--- Task input ---
>> Begin
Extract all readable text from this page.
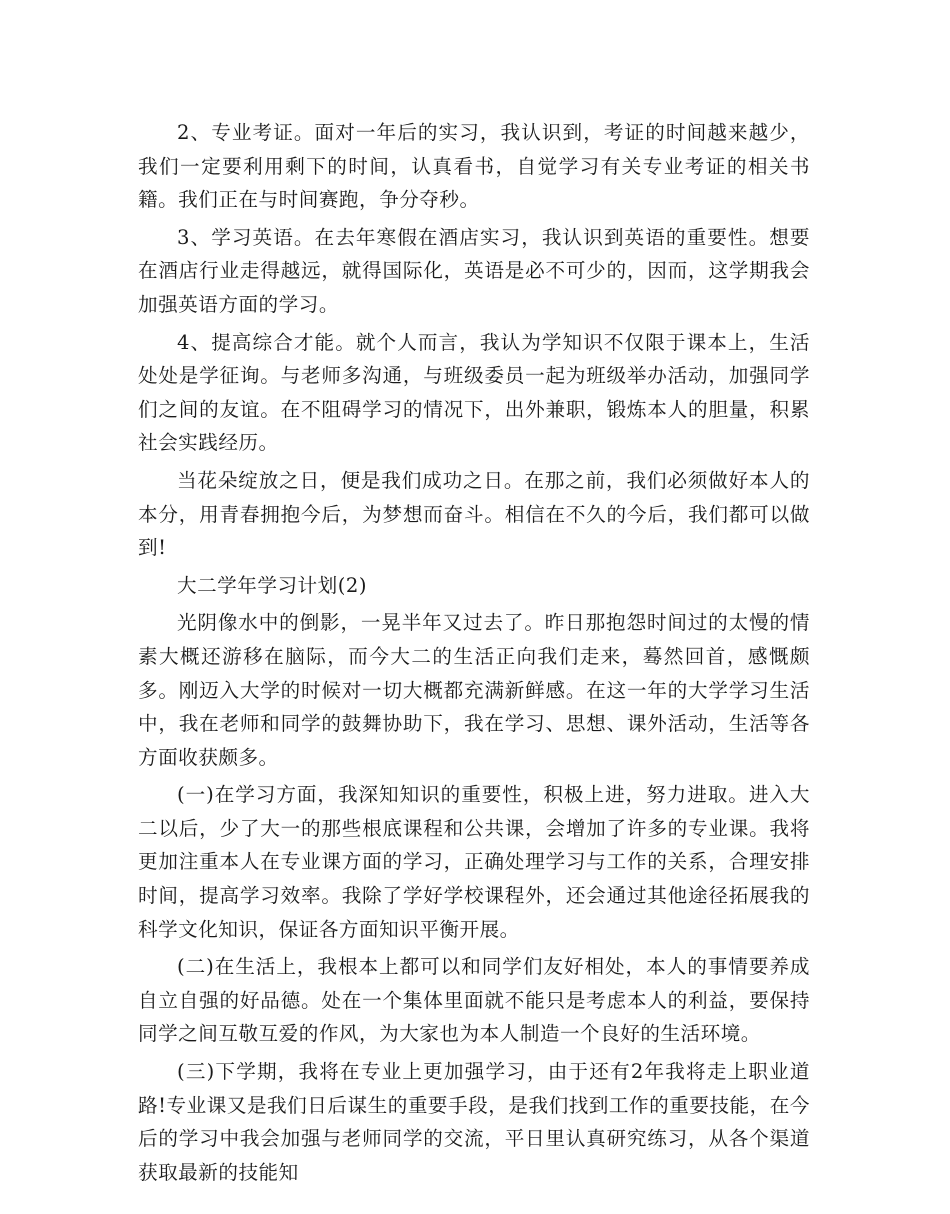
2、专业考证。面对一年后的实习，我认识到，考证的时间越来越少，我们一定要利用剩下的时间，认真看书，自觉学习有关专业考证的相关书籍。我们正在与时间赛跑，争分夺秒。

3、学习英语。在去年寒假在酒店实习，我认识到英语的重要性。想要在酒店行业走得越远，就得国际化，英语是必不可少的，因而，这学期我会加强英语方面的学习。

4、提高综合才能。就个人而言，我认为学知识不仅限于课本上，生活处处是学征询。与老师多沟通，与班级委员一起为班级举办活动，加强同学们之间的友谊。在不阻碍学习的情况下，出外兼职，锻炼本人的胆量，积累社会实践经历。

当花朵绽放之日，便是我们成功之日。在那之前，我们必须做好本人的本分，用青春拥抱今后，为梦想而奋斗。相信在不久的今后，我们都可以做到!

大二学年学习计划(2)

光阴像水中的倒影，一晃半年又过去了。昨日那抱怨时间过的太慢的情素大概还游移在脑际，而今大二的生活正向我们走来，蓦然回首，感慨颇多。刚迈入大学的时候对一切大概都充满新鲜感。在这一年的大学学习生活中，我在老师和同学的鼓舞协助下，我在学习、思想、课外活动，生活等各方面收获颇多。

(一)在学习方面，我深知知识的重要性，积极上进，努力进取。进入大二以后，少了大一的那些根底课程和公共课，会增加了许多的专业课。我将更加注重本人在专业课方面的学习，正确处理学习与工作的关系，合理安排时间，提高学习效率。我除了学好学校课程外，还会通过其他途径拓展我的科学文化知识，保证各方面知识平衡开展。

(二)在生活上，我根本上都可以和同学们友好相处，本人的事情要养成自立自强的好品德。处在一个集体里面就不能只是考虑本人的利益，要保持同学之间互敬互爱的作风，为大家也为本人制造一个良好的生活环境。

(三)下学期，我将在专业上更加强学习，由于还有2年我将走上职业道路!专业课又是我们日后谋生的重要手段，是我们找到工作的重要技能，在今后的学习中我会加强与老师同学的交流，平日里认真研究练习，从各个渠道获取最新的技能知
>> End
--- The task ---
Copy the listing exactly. Any image in it stays out of the copy.

--- Finished exercise ---
Extract all readable text from this page.
2、专业考证。面对一年后的实习，我认识到，考证的时间越来越少，我们一定要利用剩下的时间，认真看书，自觉学习有关专业考证的相关书籍。我们正在与时间赛跑，争分夺秒。

3、学习英语。在去年寒假在酒店实习，我认识到英语的重要性。想要在酒店行业走得越远，就得国际化，英语是必不可少的，因而，这学期我会加强英语方面的学习。

4、提高综合才能。就个人而言，我认为学知识不仅限于课本上，生活处处是学征询。与老师多沟通，与班级委员一起为班级举办活动，加强同学们之间的友谊。在不阻碍学习的情况下，出外兼职，锻炼本人的胆量，积累社会实践经历。

当花朵绽放之日，便是我们成功之日。在那之前，我们必须做好本人的本分，用青春拥抱今后，为梦想而奋斗。相信在不久的今后，我们都可以做到!

大二学年学习计划(2)

光阴像水中的倒影，一晃半年又过去了。昨日那抱怨时间过的太慢的情素大概还游移在脑际，而今大二的生活正向我们走来，蓦然回首，感慨颇多。刚迈入大学的时候对一切大概都充满新鲜感。在这一年的大学学习生活中，我在老师和同学的鼓舞协助下，我在学习、思想、课外活动，生活等各方面收获颇多。

(一)在学习方面，我深知知识的重要性，积极上进，努力进取。进入大二以后，少了大一的那些根底课程和公共课，会增加了许多的专业课。我将更加注重本人在专业课方面的学习，正确处理学习与工作的关系，合理安排时间，提高学习效率。我除了学好学校课程外，还会通过其他途径拓展我的科学文化知识，保证各方面知识平衡开展。

(二)在生活上，我根本上都可以和同学们友好相处，本人的事情要养成自立自强的好品德。处在一个集体里面就不能只是考虑本人的利益，要保持同学之间互敬互爱的作风，为大家也为本人制造一个良好的生活环境。

(三)下学期，我将在专业上更加强学习，由于还有2年我将走上职业道路!专业课又是我们日后谋生的重要手段，是我们找到工作的重要技能，在今后的学习中我会加强与老师同学的交流，平日里认真研究练习，从各个渠道获取最新的技能知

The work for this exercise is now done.